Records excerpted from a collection
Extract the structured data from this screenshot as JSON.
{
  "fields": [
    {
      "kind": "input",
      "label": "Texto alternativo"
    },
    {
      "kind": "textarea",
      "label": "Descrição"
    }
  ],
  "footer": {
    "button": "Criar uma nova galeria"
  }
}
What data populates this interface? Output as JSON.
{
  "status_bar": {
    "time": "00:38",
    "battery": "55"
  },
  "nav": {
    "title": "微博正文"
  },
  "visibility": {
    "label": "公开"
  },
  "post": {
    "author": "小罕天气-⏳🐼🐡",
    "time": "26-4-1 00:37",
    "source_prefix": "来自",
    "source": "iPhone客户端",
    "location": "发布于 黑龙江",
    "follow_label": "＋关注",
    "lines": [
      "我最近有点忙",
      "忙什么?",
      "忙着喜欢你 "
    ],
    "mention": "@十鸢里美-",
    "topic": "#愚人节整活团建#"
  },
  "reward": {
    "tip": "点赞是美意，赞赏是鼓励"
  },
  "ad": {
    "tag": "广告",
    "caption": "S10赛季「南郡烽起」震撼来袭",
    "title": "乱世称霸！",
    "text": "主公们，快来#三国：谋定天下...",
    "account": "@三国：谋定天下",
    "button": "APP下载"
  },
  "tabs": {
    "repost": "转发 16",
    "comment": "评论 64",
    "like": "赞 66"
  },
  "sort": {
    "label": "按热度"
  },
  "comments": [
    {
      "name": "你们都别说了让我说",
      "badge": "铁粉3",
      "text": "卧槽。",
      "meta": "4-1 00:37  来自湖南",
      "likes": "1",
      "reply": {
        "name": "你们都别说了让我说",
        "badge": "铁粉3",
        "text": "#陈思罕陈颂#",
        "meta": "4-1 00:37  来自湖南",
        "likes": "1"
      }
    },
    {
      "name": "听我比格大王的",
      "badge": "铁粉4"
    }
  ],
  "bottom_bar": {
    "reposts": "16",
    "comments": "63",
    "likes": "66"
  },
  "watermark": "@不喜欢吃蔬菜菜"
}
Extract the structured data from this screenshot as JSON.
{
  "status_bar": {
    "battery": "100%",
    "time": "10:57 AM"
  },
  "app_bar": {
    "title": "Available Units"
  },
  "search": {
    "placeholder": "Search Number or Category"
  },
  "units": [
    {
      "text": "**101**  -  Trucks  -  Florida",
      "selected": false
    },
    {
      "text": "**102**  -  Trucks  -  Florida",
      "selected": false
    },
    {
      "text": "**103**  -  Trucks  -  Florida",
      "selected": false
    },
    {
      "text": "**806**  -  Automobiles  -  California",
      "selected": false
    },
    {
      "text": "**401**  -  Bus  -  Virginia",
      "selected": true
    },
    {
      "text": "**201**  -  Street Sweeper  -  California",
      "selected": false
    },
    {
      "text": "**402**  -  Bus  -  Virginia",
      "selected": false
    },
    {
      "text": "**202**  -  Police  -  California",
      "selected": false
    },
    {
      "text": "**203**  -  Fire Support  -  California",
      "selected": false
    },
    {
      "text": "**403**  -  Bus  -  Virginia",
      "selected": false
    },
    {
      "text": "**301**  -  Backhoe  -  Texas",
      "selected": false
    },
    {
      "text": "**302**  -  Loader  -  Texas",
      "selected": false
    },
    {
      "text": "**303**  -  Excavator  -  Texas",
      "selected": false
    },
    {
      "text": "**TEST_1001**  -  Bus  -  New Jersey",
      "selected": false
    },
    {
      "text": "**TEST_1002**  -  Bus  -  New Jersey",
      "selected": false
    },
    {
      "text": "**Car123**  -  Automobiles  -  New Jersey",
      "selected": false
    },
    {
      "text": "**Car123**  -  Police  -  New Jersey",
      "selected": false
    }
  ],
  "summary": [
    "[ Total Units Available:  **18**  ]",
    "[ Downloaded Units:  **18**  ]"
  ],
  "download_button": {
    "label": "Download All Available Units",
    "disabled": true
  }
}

## SHORT PROBLEM
Filter the records down to the lines that contain the string "title", and copy those lines.

## FULL SOLUTION
    "title": "微博正文"
    "title": "乱世称霸！",
    "title": "Available Units"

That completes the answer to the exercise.